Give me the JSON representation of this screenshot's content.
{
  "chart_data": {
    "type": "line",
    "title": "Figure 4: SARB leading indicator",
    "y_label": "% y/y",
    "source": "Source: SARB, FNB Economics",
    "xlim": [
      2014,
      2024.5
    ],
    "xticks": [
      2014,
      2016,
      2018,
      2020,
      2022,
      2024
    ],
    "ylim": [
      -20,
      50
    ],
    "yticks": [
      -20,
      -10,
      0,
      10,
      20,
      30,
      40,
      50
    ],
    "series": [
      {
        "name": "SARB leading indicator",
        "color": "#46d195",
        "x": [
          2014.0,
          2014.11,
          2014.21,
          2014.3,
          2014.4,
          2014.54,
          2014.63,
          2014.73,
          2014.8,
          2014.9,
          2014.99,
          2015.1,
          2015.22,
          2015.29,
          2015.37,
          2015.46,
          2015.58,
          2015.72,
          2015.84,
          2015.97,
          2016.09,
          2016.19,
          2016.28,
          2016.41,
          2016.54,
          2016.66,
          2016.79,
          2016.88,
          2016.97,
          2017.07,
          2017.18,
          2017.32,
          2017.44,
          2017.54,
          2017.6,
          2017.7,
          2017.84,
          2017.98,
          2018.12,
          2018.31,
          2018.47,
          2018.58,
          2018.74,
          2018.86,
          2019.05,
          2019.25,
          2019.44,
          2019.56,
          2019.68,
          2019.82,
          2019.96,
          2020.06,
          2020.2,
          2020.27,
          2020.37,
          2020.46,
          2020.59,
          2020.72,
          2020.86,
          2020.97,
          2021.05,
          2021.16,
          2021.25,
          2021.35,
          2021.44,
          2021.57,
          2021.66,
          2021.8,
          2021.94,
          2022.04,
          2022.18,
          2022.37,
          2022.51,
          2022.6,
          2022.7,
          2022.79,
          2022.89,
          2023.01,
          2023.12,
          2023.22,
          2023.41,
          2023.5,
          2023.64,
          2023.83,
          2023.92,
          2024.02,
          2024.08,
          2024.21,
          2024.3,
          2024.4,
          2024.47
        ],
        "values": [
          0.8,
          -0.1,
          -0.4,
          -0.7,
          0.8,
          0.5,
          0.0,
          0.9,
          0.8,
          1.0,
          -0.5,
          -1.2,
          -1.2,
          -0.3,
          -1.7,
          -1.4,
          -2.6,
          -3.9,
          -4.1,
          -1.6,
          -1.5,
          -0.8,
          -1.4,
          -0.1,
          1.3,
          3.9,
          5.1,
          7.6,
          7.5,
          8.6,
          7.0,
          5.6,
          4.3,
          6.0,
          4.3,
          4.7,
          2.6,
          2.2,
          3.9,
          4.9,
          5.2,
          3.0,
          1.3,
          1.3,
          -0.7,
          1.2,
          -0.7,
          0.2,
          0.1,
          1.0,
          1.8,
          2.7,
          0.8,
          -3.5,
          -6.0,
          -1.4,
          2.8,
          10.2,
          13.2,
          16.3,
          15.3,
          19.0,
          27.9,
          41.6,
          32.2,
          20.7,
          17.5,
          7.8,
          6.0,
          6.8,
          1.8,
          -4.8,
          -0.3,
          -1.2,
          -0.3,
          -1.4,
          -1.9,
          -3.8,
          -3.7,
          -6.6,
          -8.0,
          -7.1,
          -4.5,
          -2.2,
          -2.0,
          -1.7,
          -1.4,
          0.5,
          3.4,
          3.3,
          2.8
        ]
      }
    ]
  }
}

= = = = =

** Exercise **
Look over the material above and show each line where "leading" appears.

** Response to this exercise **
    "title": "Figure 4: SARB leading indicator",
        "name": "SARB leading indicator",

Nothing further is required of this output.